[START OF PROVIDED DATA]
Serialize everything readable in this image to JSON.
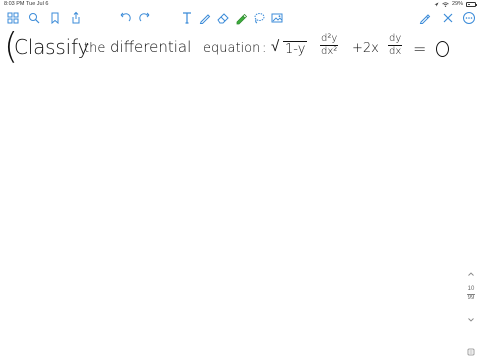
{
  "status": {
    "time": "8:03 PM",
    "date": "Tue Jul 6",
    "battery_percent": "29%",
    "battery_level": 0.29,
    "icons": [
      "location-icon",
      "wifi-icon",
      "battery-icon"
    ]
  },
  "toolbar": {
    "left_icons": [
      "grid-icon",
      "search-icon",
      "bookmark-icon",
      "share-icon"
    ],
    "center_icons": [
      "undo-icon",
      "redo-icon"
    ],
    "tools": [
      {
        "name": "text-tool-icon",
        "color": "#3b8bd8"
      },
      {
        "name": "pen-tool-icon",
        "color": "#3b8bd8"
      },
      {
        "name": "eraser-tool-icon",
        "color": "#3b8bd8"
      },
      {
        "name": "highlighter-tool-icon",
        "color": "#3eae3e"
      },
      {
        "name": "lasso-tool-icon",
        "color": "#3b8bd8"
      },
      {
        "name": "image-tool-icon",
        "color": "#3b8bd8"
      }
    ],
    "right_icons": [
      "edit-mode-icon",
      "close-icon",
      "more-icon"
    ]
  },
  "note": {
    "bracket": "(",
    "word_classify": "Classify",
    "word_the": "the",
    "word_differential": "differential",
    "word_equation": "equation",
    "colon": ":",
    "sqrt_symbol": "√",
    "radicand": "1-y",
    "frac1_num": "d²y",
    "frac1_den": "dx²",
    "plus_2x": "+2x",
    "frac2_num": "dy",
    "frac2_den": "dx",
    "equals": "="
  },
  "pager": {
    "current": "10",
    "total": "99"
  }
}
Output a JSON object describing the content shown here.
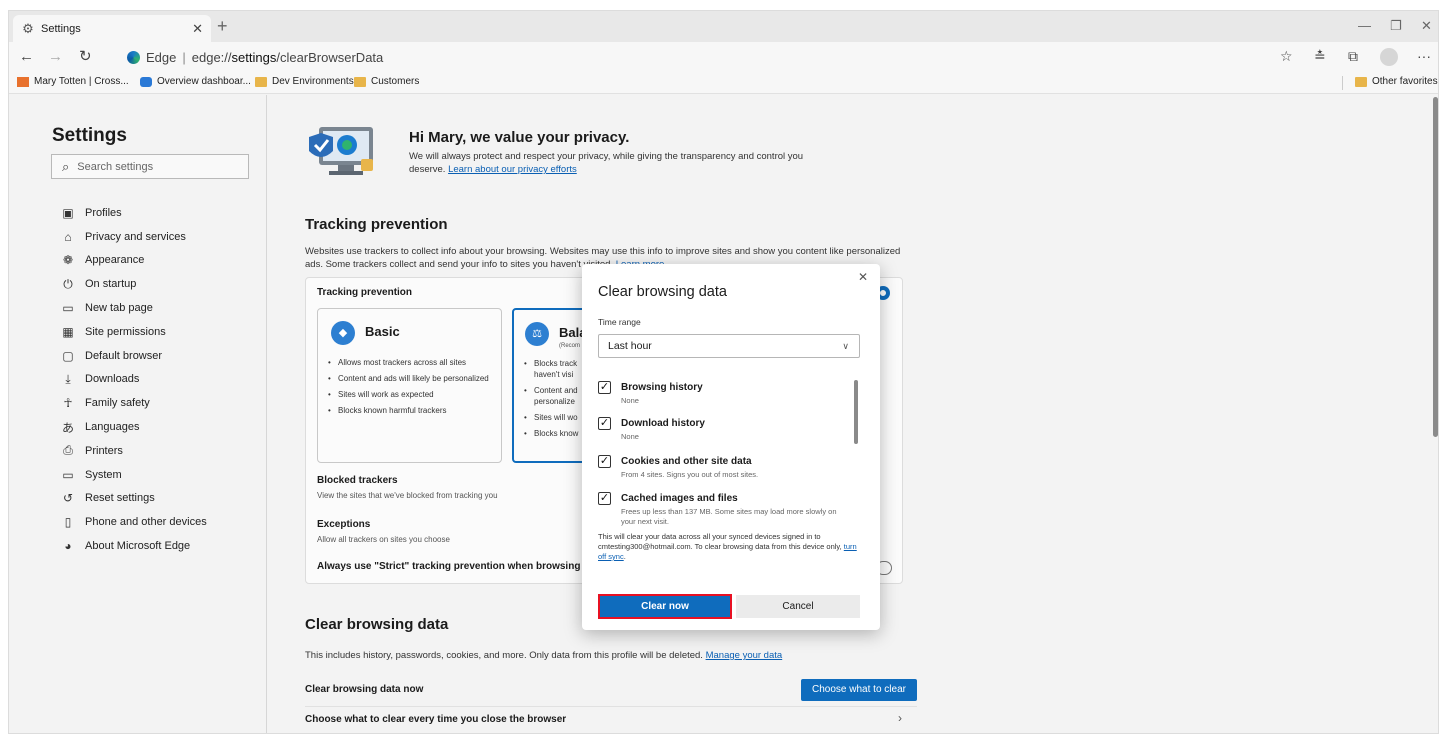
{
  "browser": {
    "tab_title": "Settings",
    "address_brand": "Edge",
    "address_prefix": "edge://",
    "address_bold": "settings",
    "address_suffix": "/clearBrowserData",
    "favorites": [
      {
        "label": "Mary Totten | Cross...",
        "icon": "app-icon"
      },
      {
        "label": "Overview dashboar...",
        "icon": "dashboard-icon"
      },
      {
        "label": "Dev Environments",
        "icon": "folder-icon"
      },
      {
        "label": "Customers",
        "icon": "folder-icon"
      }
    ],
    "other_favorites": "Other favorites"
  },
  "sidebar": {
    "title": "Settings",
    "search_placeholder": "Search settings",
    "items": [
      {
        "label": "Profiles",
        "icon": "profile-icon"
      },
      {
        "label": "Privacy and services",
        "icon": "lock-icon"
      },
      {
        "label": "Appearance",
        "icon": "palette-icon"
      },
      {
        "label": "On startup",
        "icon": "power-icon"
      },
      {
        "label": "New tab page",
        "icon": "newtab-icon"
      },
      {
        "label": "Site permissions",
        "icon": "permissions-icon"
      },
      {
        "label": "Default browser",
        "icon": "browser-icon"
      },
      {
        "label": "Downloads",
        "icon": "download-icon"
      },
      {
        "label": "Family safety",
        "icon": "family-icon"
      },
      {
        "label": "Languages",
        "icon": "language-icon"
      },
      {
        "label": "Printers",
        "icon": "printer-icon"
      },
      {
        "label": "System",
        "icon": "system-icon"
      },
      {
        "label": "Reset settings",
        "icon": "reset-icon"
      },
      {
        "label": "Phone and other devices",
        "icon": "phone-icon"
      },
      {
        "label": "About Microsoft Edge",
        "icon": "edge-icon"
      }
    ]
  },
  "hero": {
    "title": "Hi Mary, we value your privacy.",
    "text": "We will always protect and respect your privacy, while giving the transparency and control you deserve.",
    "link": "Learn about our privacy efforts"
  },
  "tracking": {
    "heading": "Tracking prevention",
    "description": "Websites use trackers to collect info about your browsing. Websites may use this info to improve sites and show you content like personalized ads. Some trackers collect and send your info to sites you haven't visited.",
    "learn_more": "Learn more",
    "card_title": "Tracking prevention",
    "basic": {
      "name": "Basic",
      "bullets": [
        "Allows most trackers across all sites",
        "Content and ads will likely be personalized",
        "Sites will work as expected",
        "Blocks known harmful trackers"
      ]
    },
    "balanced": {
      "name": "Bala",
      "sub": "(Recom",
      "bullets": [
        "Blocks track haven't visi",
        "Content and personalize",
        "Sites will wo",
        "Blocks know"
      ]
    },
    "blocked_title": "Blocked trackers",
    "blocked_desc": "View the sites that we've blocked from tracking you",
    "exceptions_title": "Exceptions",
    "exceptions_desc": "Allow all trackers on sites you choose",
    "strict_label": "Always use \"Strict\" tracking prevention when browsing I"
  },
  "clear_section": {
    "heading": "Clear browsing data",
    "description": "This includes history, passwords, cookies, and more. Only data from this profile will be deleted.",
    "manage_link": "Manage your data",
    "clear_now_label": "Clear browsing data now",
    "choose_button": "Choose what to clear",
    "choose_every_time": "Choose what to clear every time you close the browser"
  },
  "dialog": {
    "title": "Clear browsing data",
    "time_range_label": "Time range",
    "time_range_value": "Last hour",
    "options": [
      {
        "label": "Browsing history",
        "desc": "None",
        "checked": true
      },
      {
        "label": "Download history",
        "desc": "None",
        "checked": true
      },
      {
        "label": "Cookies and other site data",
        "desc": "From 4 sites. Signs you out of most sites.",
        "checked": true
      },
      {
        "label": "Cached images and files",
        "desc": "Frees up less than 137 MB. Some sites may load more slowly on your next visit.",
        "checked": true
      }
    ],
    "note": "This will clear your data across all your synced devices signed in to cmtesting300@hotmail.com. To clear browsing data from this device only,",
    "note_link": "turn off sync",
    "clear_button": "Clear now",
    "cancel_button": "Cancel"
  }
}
[END OF PROVIDED DATA]
[START OF PROVIDED DATA]
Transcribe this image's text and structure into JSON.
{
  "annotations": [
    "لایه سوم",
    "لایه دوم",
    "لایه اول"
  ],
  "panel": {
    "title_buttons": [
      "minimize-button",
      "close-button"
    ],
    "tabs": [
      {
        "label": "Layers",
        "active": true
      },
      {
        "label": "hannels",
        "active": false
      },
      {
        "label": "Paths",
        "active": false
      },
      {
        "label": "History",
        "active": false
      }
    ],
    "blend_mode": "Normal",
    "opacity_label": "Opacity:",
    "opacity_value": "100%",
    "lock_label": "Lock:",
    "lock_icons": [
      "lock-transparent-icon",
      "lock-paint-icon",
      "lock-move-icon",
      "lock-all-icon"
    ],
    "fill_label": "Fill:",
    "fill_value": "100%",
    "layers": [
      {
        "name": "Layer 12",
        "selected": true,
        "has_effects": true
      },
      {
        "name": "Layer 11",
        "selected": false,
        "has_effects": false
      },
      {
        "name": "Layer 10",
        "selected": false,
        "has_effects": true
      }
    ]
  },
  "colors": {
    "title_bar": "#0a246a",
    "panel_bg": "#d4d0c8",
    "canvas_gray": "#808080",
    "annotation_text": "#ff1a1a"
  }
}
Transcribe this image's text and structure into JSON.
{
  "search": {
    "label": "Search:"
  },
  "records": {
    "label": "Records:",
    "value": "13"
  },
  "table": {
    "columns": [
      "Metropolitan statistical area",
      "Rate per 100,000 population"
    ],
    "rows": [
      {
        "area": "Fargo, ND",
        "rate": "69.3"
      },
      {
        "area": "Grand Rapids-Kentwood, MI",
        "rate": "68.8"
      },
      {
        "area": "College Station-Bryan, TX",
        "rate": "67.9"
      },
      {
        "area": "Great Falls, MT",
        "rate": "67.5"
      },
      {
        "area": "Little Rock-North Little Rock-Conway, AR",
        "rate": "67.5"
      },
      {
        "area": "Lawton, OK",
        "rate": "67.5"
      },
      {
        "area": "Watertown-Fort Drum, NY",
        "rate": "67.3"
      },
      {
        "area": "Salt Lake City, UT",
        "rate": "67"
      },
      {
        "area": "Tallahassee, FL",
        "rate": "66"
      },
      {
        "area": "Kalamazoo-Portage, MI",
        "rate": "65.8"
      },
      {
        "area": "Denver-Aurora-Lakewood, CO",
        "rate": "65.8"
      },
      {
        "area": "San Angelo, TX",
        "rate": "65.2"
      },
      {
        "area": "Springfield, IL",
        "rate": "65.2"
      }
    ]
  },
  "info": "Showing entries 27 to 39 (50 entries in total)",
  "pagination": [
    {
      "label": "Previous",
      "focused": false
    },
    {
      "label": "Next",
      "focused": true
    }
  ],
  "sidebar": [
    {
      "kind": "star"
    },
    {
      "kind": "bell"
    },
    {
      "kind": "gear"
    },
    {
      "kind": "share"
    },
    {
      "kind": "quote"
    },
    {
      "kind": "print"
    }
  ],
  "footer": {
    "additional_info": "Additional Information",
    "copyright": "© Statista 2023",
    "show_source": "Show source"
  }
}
[END OF PROVIDED DATA]
SET PROBLEM: In how many lines of the data does the string "favorites" appear? Give only the number.

EXERCISE SOLUTION: 2